Collected data entries —
────

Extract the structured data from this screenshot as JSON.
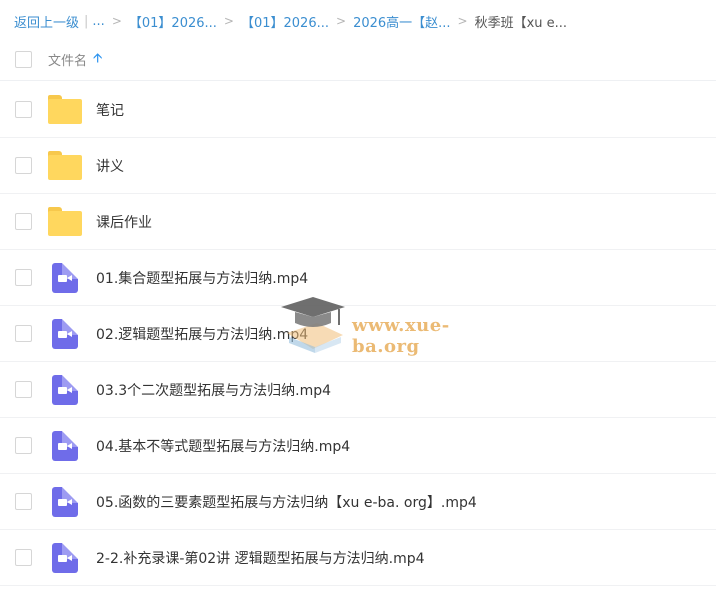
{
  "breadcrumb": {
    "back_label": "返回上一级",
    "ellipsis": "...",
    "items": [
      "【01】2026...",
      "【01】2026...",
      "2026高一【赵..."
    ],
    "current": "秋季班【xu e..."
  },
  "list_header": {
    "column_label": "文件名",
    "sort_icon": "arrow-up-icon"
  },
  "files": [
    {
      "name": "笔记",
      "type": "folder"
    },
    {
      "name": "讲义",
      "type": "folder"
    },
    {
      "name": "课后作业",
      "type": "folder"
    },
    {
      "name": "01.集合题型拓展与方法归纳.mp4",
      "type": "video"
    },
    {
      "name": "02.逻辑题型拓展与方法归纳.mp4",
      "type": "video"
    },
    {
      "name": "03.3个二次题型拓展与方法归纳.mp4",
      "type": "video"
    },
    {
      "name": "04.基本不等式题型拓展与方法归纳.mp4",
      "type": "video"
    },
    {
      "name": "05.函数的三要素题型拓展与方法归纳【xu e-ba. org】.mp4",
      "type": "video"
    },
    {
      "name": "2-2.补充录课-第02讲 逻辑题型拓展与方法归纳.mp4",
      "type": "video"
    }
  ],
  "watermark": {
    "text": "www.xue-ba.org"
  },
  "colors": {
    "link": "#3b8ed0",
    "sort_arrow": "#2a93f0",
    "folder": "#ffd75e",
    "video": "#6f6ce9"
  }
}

────

YOUR GOAL — Which lines hold the word "逻辑题型拓展与方法归纳"? Copy all of them.

RESPONSE BELOW —
      "name": "02.逻辑题型拓展与方法归纳.mp4",
      "name": "2-2.补充录课-第02讲 逻辑题型拓展与方法归纳.mp4",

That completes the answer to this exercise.